Extracted data entries

-------------------------

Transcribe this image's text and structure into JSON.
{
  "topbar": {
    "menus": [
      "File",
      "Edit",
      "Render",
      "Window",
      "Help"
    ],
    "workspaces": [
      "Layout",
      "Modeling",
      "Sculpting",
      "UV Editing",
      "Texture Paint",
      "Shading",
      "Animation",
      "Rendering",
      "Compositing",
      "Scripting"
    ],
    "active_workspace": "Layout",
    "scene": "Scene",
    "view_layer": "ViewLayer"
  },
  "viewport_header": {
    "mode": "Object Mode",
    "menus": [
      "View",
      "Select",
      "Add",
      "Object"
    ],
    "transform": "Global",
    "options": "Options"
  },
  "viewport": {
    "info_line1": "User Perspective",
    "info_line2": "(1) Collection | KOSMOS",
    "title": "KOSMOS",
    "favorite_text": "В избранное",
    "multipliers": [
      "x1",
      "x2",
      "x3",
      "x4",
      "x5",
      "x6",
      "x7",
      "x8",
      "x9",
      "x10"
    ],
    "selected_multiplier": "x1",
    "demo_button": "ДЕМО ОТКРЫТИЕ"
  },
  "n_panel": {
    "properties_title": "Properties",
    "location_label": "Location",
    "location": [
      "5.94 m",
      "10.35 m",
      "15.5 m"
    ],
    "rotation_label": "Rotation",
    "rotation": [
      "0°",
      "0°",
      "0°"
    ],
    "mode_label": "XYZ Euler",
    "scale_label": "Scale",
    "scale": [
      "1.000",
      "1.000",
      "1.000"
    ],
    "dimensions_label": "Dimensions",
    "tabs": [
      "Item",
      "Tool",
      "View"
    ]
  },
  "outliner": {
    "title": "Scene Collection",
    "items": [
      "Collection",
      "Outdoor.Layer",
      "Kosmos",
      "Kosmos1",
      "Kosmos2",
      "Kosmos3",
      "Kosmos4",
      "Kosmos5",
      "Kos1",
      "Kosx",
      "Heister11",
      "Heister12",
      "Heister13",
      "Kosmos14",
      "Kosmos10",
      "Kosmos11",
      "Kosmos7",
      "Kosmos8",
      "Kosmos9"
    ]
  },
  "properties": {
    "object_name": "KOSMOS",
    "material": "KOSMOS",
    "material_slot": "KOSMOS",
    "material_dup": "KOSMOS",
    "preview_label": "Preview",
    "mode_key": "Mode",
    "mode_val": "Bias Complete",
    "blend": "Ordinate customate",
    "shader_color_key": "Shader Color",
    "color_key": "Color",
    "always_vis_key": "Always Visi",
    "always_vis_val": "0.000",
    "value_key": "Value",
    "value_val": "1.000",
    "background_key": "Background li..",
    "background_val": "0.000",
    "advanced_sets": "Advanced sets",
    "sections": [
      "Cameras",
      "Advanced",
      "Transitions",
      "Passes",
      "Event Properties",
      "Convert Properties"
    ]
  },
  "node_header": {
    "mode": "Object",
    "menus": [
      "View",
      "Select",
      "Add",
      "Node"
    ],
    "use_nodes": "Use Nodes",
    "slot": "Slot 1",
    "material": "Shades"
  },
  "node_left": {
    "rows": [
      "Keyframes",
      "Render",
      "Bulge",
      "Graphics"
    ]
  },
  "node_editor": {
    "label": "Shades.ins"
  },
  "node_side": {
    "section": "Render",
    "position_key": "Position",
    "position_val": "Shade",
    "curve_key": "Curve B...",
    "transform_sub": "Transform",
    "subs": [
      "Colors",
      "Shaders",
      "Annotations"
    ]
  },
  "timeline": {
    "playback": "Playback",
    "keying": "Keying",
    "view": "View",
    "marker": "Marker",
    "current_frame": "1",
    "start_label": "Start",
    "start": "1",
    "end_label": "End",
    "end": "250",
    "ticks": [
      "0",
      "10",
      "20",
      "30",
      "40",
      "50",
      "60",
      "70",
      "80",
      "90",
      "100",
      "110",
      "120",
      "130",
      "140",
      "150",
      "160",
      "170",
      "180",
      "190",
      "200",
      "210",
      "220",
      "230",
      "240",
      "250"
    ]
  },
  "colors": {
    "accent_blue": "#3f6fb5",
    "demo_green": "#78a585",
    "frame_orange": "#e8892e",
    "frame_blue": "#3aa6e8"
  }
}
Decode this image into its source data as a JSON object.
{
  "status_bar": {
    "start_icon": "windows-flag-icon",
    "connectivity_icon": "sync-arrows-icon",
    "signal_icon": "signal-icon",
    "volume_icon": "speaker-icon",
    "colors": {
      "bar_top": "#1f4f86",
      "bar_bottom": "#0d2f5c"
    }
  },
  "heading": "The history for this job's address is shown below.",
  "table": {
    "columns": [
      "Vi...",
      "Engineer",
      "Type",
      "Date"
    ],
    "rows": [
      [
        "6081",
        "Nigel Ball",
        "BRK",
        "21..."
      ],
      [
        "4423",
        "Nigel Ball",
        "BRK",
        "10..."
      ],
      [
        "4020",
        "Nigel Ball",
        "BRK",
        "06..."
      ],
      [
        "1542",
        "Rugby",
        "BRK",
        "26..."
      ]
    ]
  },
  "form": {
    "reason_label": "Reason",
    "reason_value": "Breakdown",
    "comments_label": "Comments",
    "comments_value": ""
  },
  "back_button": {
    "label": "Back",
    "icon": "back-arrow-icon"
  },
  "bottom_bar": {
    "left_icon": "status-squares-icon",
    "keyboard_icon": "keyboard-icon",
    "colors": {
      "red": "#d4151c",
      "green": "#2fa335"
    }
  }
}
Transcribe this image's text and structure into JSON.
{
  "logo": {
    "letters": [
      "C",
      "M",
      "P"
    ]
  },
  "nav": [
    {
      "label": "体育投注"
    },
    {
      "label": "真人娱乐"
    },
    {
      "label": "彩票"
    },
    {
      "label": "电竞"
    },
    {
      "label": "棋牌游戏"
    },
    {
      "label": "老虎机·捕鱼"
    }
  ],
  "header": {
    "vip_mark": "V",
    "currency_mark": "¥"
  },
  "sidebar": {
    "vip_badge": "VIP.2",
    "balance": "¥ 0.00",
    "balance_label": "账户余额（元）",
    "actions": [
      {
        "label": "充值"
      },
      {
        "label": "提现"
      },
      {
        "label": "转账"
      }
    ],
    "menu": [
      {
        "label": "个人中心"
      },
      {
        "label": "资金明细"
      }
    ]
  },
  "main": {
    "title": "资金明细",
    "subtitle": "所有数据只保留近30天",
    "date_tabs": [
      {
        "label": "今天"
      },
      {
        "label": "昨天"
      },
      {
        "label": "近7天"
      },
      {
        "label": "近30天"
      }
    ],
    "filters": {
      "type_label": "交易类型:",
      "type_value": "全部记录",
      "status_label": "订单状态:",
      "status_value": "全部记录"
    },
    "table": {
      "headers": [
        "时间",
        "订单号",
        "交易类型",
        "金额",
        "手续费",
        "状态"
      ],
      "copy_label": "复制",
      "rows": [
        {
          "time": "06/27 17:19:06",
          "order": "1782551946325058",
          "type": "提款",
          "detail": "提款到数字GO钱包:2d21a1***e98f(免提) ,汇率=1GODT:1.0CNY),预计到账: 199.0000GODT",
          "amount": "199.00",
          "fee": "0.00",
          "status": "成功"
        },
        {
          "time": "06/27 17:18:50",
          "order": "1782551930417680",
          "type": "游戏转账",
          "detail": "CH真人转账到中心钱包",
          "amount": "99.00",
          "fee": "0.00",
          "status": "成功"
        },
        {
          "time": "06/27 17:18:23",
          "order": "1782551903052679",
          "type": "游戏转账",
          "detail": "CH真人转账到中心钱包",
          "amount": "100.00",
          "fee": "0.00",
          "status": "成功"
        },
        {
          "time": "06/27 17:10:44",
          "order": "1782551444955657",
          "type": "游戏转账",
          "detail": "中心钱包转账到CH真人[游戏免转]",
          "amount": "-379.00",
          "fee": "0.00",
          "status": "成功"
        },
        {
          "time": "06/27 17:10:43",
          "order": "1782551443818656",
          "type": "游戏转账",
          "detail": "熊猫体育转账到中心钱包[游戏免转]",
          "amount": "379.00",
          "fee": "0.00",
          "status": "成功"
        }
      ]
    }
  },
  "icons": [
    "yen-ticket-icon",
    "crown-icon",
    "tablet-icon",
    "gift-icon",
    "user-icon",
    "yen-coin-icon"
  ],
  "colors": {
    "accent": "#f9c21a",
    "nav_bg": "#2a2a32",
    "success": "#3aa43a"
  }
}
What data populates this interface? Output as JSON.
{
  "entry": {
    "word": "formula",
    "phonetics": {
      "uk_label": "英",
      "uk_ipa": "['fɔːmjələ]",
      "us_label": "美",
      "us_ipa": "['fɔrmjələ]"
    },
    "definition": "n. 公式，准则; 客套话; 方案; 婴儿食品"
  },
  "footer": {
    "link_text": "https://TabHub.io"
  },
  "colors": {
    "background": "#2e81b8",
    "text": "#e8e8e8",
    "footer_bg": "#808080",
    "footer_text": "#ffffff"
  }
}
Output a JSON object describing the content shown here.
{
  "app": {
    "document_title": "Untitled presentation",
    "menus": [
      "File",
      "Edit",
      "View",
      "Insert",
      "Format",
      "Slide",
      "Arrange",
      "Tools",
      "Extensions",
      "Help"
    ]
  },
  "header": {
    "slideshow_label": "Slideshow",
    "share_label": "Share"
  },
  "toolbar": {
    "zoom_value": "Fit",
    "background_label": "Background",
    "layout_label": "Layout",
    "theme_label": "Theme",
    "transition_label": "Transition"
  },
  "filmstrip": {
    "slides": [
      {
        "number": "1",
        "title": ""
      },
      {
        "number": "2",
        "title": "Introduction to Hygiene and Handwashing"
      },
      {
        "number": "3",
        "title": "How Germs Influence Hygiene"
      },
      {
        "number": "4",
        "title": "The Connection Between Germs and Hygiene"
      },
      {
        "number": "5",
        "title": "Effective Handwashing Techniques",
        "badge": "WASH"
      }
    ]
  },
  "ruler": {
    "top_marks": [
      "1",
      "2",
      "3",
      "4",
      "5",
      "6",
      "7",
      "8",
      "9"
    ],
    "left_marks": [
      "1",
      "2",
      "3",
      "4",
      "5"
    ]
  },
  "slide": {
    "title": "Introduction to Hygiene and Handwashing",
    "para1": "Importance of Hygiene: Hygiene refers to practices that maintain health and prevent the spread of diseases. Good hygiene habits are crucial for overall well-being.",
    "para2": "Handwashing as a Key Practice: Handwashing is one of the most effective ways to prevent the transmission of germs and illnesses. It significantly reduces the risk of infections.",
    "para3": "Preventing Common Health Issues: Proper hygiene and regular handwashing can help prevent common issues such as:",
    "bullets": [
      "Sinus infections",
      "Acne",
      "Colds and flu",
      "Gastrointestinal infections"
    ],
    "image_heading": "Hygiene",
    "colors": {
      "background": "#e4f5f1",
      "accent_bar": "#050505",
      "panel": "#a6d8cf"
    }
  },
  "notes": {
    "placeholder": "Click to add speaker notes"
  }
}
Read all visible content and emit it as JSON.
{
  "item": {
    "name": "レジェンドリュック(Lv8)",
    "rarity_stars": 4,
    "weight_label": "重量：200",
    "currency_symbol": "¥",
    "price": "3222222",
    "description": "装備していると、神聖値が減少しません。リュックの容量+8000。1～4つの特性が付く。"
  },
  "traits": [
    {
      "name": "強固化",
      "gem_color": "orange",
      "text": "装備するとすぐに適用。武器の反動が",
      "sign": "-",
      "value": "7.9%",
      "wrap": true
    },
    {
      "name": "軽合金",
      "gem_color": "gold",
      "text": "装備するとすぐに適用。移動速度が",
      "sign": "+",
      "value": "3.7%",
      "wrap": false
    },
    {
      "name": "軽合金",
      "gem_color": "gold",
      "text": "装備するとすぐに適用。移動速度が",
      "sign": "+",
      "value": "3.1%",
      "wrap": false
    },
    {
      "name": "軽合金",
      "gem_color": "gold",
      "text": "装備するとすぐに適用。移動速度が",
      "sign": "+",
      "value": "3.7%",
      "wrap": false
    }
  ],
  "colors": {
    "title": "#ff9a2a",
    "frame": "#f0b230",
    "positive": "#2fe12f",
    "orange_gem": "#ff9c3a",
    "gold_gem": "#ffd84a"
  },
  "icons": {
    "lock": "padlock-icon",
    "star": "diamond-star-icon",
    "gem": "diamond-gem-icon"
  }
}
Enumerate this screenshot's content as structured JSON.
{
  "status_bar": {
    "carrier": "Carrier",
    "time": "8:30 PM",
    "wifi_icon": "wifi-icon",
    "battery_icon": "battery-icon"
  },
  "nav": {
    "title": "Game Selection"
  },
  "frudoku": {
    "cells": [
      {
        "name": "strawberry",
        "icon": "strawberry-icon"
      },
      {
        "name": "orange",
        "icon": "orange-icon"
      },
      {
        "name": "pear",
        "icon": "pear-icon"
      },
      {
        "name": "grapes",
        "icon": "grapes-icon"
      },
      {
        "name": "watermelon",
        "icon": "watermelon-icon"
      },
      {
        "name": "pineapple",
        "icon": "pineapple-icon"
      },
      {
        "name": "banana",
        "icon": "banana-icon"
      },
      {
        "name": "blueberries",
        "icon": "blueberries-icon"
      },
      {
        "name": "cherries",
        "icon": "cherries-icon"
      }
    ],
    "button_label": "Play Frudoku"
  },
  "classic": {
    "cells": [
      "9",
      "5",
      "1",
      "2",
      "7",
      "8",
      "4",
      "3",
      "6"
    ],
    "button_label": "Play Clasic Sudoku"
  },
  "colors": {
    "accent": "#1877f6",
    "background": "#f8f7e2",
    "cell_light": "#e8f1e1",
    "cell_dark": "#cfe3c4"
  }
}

-------------------------

● **To do**
Locate the line with "Enumerate this screenshot's" in the entries above; extract it and every line after it, verbatim.

● **Final result**
Enumerate this screenshot's content as structured JSON.
{
  "status_bar": {
    "carrier": "Carrier",
    "time": "8:30 PM",
    "wifi_icon": "wifi-icon",
    "battery_icon": "battery-icon"
  },
  "nav": {
    "title": "Game Selection"
  },
  "frudoku": {
    "cells": [
      {
        "name": "strawberry",
        "icon": "strawberry-icon"
      },
      {
        "name": "orange",
        "icon": "orange-icon"
      },
      {
        "name": "pear",
        "icon": "pear-icon"
      },
      {
        "name": "grapes",
        "icon": "grapes-icon"
      },
      {
        "name": "watermelon",
        "icon": "watermelon-icon"
      },
      {
        "name": "pineapple",
        "icon": "pineapple-icon"
      },
      {
        "name": "banana",
        "icon": "banana-icon"
      },
      {
        "name": "blueberries",
        "icon": "blueberries-icon"
      },
      {
        "name": "cherries",
        "icon": "cherries-icon"
      }
    ],
    "button_label": "Play Frudoku"
  },
  "classic": {
    "cells": [
      "9",
      "5",
      "1",
      "2",
      "7",
      "8",
      "4",
      "3",
      "6"
    ],
    "button_label": "Play Clasic Sudoku"
  },
  "colors": {
    "accent": "#1877f6",
    "background": "#f8f7e2",
    "cell_light": "#e8f1e1",
    "cell_dark": "#cfe3c4"
  }
}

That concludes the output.